**Task instructions:** Read the lines below and count those that have the word "броневой". Respond with the number only.

**Collection entries:**
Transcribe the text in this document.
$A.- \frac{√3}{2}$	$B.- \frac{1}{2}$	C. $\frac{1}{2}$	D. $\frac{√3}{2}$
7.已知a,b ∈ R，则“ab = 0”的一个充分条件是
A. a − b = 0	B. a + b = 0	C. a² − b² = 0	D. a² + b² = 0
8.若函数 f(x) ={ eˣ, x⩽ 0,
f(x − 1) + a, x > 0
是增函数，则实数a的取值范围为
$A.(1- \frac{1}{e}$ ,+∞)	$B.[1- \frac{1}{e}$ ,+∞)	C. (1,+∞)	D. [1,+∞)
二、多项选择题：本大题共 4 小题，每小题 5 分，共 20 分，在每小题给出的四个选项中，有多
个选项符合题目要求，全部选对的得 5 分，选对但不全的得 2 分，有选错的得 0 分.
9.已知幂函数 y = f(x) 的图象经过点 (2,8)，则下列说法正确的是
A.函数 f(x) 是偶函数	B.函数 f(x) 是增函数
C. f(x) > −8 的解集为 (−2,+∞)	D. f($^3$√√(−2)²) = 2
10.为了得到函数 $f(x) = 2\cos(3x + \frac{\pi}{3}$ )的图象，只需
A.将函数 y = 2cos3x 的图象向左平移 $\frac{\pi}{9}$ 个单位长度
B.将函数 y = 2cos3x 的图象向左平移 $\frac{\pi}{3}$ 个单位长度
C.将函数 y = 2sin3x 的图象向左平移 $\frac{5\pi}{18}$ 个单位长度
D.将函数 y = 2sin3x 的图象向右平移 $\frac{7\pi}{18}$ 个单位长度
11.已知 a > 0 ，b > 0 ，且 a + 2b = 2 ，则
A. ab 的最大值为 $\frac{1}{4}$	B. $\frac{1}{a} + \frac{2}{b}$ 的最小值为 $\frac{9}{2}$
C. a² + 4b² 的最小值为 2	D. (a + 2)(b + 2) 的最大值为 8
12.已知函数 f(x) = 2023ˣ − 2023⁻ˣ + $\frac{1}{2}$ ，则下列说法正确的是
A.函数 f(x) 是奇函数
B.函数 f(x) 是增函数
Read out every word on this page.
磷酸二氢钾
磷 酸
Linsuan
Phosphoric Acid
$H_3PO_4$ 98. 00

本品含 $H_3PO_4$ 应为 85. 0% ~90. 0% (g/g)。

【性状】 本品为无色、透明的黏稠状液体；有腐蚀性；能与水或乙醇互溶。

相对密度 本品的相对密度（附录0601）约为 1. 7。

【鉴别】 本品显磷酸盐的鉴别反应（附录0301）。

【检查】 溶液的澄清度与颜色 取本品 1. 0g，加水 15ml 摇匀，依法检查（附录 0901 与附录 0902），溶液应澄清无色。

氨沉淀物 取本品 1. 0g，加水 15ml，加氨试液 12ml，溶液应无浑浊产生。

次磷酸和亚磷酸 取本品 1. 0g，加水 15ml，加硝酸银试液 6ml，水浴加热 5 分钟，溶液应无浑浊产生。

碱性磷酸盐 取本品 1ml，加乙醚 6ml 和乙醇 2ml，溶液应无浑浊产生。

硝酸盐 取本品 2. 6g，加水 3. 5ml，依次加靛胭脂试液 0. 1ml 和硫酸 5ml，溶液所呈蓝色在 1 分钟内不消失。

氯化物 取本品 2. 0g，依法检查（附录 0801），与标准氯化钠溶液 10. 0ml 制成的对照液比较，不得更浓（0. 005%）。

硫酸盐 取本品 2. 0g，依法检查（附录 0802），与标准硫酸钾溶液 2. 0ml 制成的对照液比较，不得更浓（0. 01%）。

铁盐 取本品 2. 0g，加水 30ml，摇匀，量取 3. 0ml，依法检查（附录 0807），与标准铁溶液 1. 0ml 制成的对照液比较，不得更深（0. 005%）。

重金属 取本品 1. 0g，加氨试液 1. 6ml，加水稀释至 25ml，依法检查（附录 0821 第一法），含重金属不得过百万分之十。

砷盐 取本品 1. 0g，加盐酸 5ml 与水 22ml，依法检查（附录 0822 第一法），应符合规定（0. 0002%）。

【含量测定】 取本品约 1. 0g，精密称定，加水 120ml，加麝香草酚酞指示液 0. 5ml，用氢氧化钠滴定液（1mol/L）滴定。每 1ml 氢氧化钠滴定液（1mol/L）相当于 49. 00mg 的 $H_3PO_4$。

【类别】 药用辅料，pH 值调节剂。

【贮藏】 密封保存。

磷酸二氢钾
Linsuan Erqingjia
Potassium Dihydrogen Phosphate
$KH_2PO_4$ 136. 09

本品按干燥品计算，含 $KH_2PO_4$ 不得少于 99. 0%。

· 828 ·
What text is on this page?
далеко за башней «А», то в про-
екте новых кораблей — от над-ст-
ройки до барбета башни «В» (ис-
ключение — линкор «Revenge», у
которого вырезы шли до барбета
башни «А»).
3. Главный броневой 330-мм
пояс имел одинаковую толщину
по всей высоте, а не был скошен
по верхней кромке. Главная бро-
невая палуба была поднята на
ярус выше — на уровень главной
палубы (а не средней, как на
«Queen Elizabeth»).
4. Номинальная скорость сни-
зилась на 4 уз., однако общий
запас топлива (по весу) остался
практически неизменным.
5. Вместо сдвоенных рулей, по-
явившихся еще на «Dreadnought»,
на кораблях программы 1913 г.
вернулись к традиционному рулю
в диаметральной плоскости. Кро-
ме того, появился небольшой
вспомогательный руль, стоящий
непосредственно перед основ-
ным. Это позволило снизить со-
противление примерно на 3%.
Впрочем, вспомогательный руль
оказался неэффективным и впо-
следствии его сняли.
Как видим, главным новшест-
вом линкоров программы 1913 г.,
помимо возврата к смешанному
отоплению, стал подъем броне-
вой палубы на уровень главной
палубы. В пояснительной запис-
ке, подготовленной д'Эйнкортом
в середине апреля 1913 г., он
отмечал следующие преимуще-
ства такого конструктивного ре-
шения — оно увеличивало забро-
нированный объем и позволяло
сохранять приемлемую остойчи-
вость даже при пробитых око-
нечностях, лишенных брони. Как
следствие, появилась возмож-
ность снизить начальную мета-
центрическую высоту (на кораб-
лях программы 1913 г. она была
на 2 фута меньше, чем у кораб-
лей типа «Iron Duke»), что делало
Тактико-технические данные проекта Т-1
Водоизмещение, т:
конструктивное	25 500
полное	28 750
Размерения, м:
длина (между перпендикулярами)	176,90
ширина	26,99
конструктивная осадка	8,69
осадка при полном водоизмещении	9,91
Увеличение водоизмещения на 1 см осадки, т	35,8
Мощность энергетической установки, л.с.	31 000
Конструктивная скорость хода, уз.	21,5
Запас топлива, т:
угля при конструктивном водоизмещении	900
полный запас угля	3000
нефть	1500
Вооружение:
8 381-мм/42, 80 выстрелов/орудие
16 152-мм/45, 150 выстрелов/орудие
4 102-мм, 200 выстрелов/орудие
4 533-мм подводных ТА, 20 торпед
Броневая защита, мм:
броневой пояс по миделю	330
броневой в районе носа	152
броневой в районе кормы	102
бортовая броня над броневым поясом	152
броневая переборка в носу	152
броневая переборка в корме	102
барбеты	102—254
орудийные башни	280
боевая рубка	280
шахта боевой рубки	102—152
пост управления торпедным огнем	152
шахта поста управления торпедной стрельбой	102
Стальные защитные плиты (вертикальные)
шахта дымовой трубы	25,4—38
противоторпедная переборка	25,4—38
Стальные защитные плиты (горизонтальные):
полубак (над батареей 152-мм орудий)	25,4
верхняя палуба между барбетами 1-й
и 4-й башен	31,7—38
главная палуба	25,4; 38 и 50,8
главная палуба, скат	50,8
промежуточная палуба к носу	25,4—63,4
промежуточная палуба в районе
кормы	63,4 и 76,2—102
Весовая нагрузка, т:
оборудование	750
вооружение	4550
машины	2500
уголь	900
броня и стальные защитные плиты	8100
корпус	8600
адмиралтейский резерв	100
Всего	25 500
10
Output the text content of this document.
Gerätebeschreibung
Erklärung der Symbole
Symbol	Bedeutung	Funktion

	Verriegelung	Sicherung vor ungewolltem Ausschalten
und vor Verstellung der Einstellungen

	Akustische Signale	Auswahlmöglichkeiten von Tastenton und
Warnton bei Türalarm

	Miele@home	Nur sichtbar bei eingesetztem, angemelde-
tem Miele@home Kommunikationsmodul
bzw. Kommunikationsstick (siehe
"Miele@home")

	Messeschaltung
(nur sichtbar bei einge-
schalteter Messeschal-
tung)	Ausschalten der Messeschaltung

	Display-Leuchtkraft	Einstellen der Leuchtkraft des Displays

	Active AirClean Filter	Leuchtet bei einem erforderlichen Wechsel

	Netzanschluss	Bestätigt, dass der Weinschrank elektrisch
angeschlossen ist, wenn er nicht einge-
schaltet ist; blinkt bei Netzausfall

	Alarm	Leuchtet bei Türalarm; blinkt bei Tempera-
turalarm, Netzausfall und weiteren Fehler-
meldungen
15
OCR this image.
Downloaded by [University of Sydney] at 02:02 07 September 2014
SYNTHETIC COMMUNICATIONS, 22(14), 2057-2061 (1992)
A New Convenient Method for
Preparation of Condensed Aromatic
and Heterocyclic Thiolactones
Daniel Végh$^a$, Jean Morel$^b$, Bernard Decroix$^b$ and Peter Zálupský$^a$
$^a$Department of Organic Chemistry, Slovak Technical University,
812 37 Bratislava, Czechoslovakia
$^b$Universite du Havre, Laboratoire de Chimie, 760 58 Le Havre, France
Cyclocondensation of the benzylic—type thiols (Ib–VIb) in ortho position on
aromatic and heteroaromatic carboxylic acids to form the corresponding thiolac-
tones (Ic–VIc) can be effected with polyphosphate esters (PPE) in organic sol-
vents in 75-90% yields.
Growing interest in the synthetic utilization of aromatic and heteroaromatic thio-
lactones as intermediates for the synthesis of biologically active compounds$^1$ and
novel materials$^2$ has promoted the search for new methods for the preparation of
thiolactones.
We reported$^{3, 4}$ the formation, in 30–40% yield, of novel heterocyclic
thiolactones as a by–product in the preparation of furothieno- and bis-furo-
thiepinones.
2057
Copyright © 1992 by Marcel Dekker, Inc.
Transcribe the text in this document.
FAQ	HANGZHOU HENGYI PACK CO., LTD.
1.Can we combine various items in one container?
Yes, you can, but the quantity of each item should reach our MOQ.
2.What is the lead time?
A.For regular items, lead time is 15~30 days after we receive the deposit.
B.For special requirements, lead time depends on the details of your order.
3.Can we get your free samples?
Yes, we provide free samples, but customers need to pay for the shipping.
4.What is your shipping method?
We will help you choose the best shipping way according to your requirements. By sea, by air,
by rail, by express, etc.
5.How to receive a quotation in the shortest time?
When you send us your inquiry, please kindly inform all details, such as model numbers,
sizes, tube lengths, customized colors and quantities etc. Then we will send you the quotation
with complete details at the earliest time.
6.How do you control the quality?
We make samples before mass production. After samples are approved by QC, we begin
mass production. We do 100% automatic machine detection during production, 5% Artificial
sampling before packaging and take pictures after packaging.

**Exercise result:** 4